Data records
+++

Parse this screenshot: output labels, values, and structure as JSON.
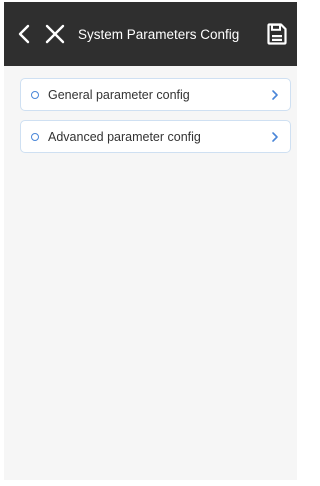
{
  "header": {
    "title": "System Parameters Config",
    "icons": [
      "chevron-left-icon",
      "close-icon",
      "save-icon"
    ]
  },
  "items": [
    {
      "label": "General parameter config"
    },
    {
      "label": "Advanced parameter config"
    }
  ],
  "colors": {
    "header_bg": "#2f2f2f",
    "page_bg": "#f6f6f6",
    "accent": "#4a86d8",
    "item_border": "#cfe0f2"
  }
}
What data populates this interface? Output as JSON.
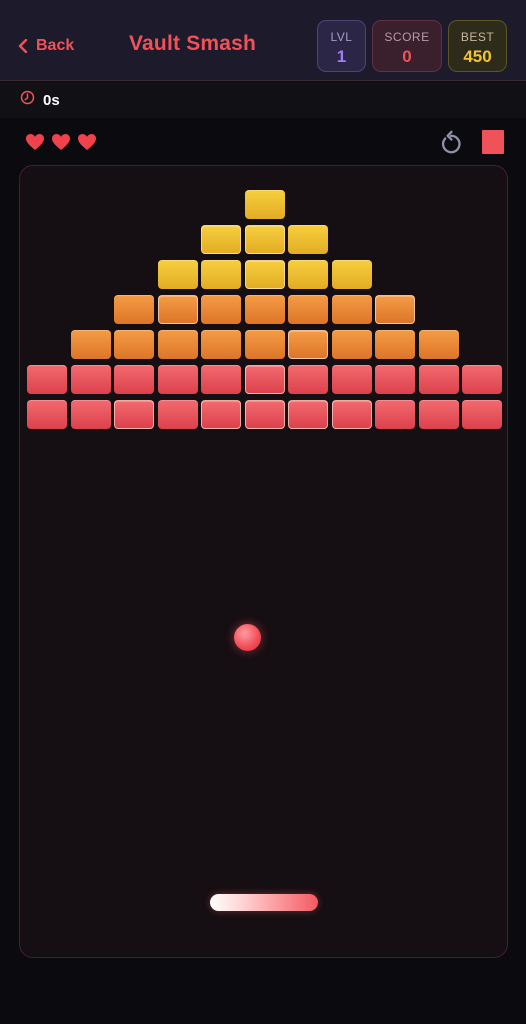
{
  "header": {
    "back_label": "Back",
    "title": "Vault Smash",
    "level": {
      "label": "LVL",
      "value": "1"
    },
    "score": {
      "label": "SCORE",
      "value": "0"
    },
    "best": {
      "label": "BEST",
      "value": "450"
    }
  },
  "timer": {
    "value": "0s",
    "icon": "clock-icon"
  },
  "hud": {
    "lives": 3,
    "icons": [
      "heart-icon",
      "restart-icon",
      "pause-icon"
    ]
  },
  "colors": {
    "accent": "#f0525a",
    "brick_yellow": "#f1c531",
    "brick_orange": "#ee8a39",
    "brick_red": "#e95560",
    "level_purple": "#a27cf5"
  },
  "bricks": {
    "rows": [
      {
        "color": "yellow",
        "columns": [
          5
        ]
      },
      {
        "color": "yellow",
        "columns": [
          4,
          5,
          6
        ]
      },
      {
        "color": "yellow",
        "columns": [
          3,
          4,
          5,
          6,
          7
        ]
      },
      {
        "color": "orange",
        "columns": [
          2,
          3,
          4,
          5,
          6,
          7,
          8
        ]
      },
      {
        "color": "orange",
        "columns": [
          1,
          2,
          3,
          4,
          5,
          6,
          7,
          8,
          9
        ]
      },
      {
        "color": "red",
        "columns": [
          0,
          1,
          2,
          3,
          4,
          5,
          6,
          7,
          8,
          9,
          10
        ]
      },
      {
        "color": "red",
        "columns": [
          0,
          1,
          2,
          3,
          4,
          5,
          6,
          7,
          8,
          9,
          10
        ]
      }
    ],
    "highlighted": [
      [
        1,
        4
      ],
      [
        1,
        5
      ],
      [
        2,
        5
      ],
      [
        3,
        3
      ],
      [
        3,
        8
      ],
      [
        4,
        6
      ],
      [
        5,
        5
      ],
      [
        6,
        2
      ],
      [
        6,
        4
      ],
      [
        6,
        5
      ],
      [
        6,
        6
      ],
      [
        6,
        7
      ]
    ]
  }
}
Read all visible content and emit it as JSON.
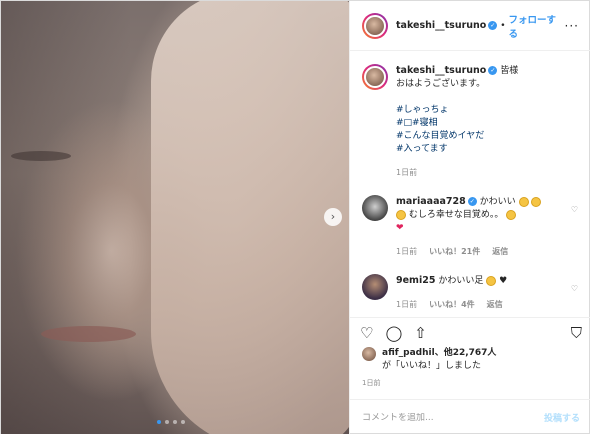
{
  "post": {
    "next_glyph": "›",
    "carousel": {
      "count": 4,
      "active_index": 0
    }
  },
  "header": {
    "username": "takeshi__tsuruno",
    "separator": "•",
    "follow_label": "フォローする",
    "more_glyph": "···",
    "verified_glyph": "✓"
  },
  "caption": {
    "username": "takeshi__tsuruno",
    "text": "皆様",
    "text2": "おはようございます。",
    "hashtags": [
      "#しゃっちょ",
      "#□#寝相",
      "#こんな目覚めイヤだ",
      "#入ってます"
    ],
    "time": "1日前"
  },
  "comments": [
    {
      "username": "mariaaaa728",
      "text": "かわいい",
      "text2": "むしろ幸せな目覚め。。",
      "time": "1日前",
      "likes": "いいね！21件",
      "reply": "返信"
    },
    {
      "username": "9emi25",
      "text": "かわいい足",
      "time": "1日前",
      "likes": "いいね！4件",
      "reply": "返信"
    }
  ],
  "likes": {
    "line1": "afif_padhil、他22,767人",
    "line2": "が「いいね！」しました",
    "time": "1日前"
  },
  "compose": {
    "placeholder": "コメントを追加...",
    "post_label": "投稿する"
  },
  "icons": {
    "heart": "♡",
    "comment": "◯",
    "share": "⇧",
    "bookmark": "⛉",
    "small_heart": "♡",
    "red_heart": "❤",
    "black_heart": "♥"
  },
  "colors": {
    "link_blue": "#3897f0",
    "hashtag": "#003569",
    "muted": "#8e8e8e"
  }
}
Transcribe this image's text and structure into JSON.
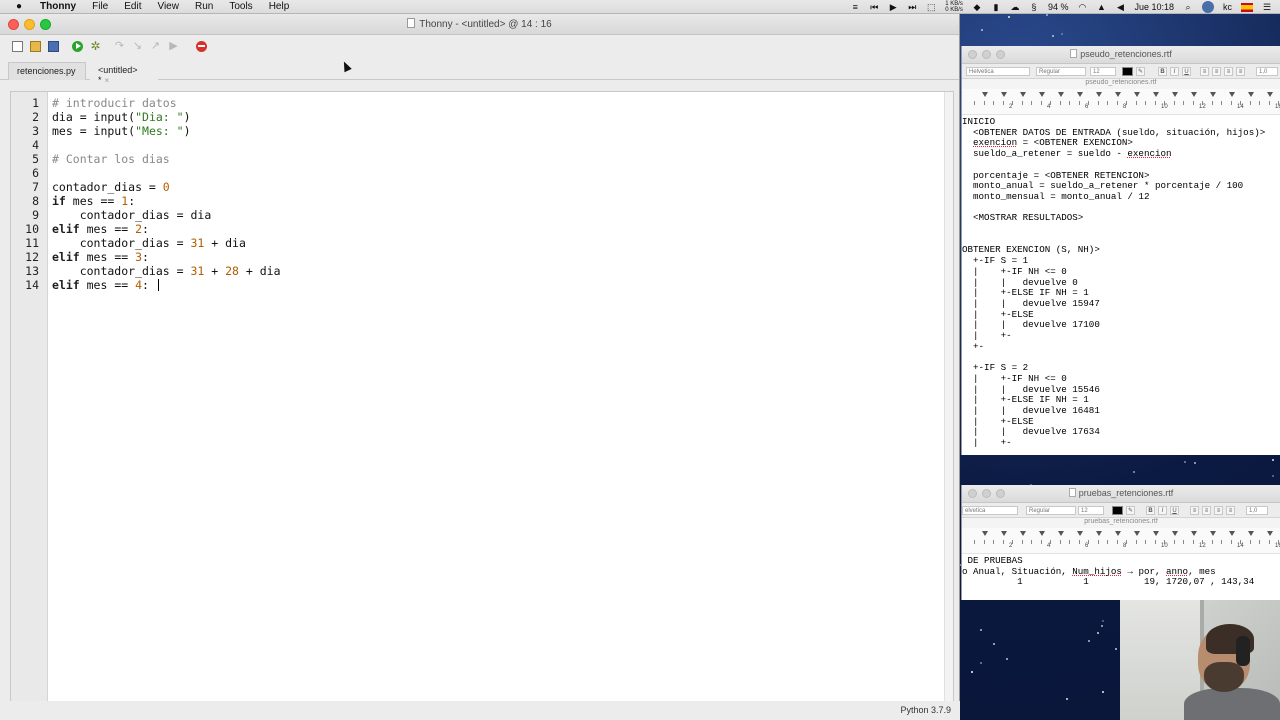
{
  "menubar": {
    "app_name": "Thonny",
    "items": [
      "File",
      "Edit",
      "View",
      "Run",
      "Tools",
      "Help"
    ],
    "net_up": "1 KB/s",
    "net_down": "0 KB/s",
    "battery": "94 %",
    "clock": "Jue 10:18",
    "user": "kc"
  },
  "window": {
    "title": "Thonny  -  <untitled>  @  14 : 16"
  },
  "toolbar": {
    "icons": [
      "new-file-icon",
      "open-file-icon",
      "save-icon",
      "run-icon",
      "debug-icon",
      "step-over-icon",
      "step-into-icon",
      "step-out-icon",
      "resume-icon",
      "stop-icon"
    ]
  },
  "tabs": [
    {
      "label": "retenciones.py"
    },
    {
      "label": "<untitled> *",
      "close": "×"
    }
  ],
  "editor": {
    "line_numbers": [
      "1",
      "2",
      "3",
      "4",
      "5",
      "6",
      "7",
      "8",
      "9",
      "10",
      "11",
      "12",
      "13",
      "14"
    ],
    "lines": [
      "# introducir datos",
      "dia = input(\"Dia: \")",
      "mes = input(\"Mes: \")",
      "",
      "# Contar los dias",
      "",
      "contador_dias = 0",
      "if mes == 1:",
      "    contador_dias = dia",
      "elif mes == 2:",
      "    contador_dias = 31 + dia",
      "elif mes == 3:",
      "    contador_dias = 31 + 28 + dia",
      "elif mes == 4: "
    ]
  },
  "statusbar": {
    "python_version": "Python 3.7.9"
  },
  "pseudo_window": {
    "title": "pseudo_retenciones.rtf",
    "subtitle": "pseudo_retenciones.rtf",
    "font": "Helvetica",
    "style": "Regular",
    "size": "12",
    "spacing": "1,0",
    "ruler": [
      "2",
      "4",
      "6",
      "8",
      "10",
      "12",
      "14",
      "16"
    ],
    "lines": [
      "INICIO",
      "  <OBTENER DATOS DE ENTRADA (sueldo, situación, hijos)>",
      "  exencion = <OBTENER EXENCION>",
      "  sueldo_a_retener = sueldo - exencion",
      "",
      "  porcentaje = <OBTENER RETENCION>",
      "  monto_anual = sueldo_a_retener * porcentaje / 100",
      "  monto_mensual = monto_anual / 12",
      "",
      "  <MOSTRAR RESULTADOS>",
      "",
      "",
      "OBTENER EXENCION (S, NH)>",
      "  +-IF S = 1",
      "  |    +-IF NH <= 0",
      "  |    |   devuelve 0",
      "  |    +-ELSE IF NH = 1",
      "  |    |   devuelve 15947",
      "  |    +-ELSE",
      "  |    |   devuelve 17100",
      "  |    +-",
      "  +-",
      "",
      "  +-IF S = 2",
      "  |    +-IF NH <= 0",
      "  |    |   devuelve 15546",
      "  |    +-ELSE IF NH = 1",
      "  |    |   devuelve 16481",
      "  |    +-ELSE",
      "  |    |   devuelve 17634",
      "  |    +-"
    ]
  },
  "pruebas_window": {
    "title": "pruebas_retenciones.rtf",
    "subtitle": "pruebas_retenciones.rtf",
    "font": "elvetica",
    "style": "Regular",
    "size": "12",
    "spacing": "1,0",
    "ruler": [
      "2",
      "4",
      "6",
      "8",
      "10",
      "12",
      "14",
      "16"
    ],
    "lines": [
      " DE PRUEBAS",
      "o Anual, Situación, Num_hijos → por, anno, mes",
      "          1           1          19, 1720,07 , 143,34"
    ]
  },
  "colors": {
    "keyword": "#1d1d1d",
    "string": "#2e7a1e",
    "number": "#b25d00",
    "comment": "#888888",
    "close_button": "#fc5f57",
    "minimize_button": "#fdbc2e",
    "zoom_button": "#28c840",
    "desktop": "#0e1f4a"
  }
}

+++

Instructions to follow. Show every line that contains the word "JSON".

Correct answer.
Parse this screenshot: output labels, values, and structure as JSON.
What data populates this interface? Output as JSON.
Read all visible content and emit it as JSON.
Transcribe this image's text and structure into JSON.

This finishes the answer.